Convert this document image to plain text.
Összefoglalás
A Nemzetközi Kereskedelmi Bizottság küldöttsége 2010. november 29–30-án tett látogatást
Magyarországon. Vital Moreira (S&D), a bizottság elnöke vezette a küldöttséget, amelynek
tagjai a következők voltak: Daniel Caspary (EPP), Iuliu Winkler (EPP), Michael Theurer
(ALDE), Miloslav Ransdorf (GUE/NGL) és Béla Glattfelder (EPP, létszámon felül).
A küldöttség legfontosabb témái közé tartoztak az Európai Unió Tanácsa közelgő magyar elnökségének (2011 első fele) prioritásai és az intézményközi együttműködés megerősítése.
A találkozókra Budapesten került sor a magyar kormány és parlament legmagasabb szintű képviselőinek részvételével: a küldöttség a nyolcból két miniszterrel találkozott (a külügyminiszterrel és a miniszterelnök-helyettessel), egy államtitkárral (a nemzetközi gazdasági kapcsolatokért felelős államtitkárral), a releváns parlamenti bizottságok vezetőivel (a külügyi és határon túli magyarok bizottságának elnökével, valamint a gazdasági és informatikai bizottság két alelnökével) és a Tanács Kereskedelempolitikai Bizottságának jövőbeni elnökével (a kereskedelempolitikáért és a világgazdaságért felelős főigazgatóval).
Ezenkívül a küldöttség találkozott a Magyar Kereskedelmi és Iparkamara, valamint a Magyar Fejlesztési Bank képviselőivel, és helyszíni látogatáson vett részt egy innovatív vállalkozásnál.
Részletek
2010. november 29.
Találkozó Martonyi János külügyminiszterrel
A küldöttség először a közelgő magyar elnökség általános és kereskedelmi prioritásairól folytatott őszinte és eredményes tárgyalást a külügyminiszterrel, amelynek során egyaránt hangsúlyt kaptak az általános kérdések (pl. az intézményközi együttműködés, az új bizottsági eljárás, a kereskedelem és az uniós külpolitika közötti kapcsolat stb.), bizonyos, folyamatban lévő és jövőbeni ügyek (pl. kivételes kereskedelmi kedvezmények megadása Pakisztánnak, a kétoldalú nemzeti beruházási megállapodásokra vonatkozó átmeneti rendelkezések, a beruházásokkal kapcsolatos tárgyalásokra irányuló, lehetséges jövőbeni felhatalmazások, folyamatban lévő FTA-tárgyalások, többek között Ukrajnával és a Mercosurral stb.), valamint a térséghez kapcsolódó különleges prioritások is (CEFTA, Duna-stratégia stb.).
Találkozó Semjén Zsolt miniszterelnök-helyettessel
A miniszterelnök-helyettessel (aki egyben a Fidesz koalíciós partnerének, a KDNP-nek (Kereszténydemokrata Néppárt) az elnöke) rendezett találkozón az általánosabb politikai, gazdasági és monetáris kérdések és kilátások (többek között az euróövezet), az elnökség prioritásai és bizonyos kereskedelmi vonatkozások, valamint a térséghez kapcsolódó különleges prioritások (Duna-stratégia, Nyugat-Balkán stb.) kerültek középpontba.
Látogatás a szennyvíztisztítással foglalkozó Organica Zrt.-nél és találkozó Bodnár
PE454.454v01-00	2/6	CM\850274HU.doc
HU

### Task instructions
All lines in the data that contain the word "elnöke" should be copied.

### Task output
Magyarországon. Vital Moreira (S&D), a bizottság elnöke vezette a küldöttséget, amelynek
A miniszterelnök-helyettessel (aki egyben a Fidesz koalíciós partnerének, a KDNP-nek (Kereszténydemokrata Néppárt) az elnöke) rendezett találkozón az általánosabb politikai, gazdasági és monetáris kérdések és kilátások (többek között az euróövezet), az elnökség prioritásai és bizonyos kereskedelmi vonatkozások, valamint a térséghez kapcsolódó különleges prioritások (Duna-stratégia, Nyugat-Balkán stb.) kerültek középpontba.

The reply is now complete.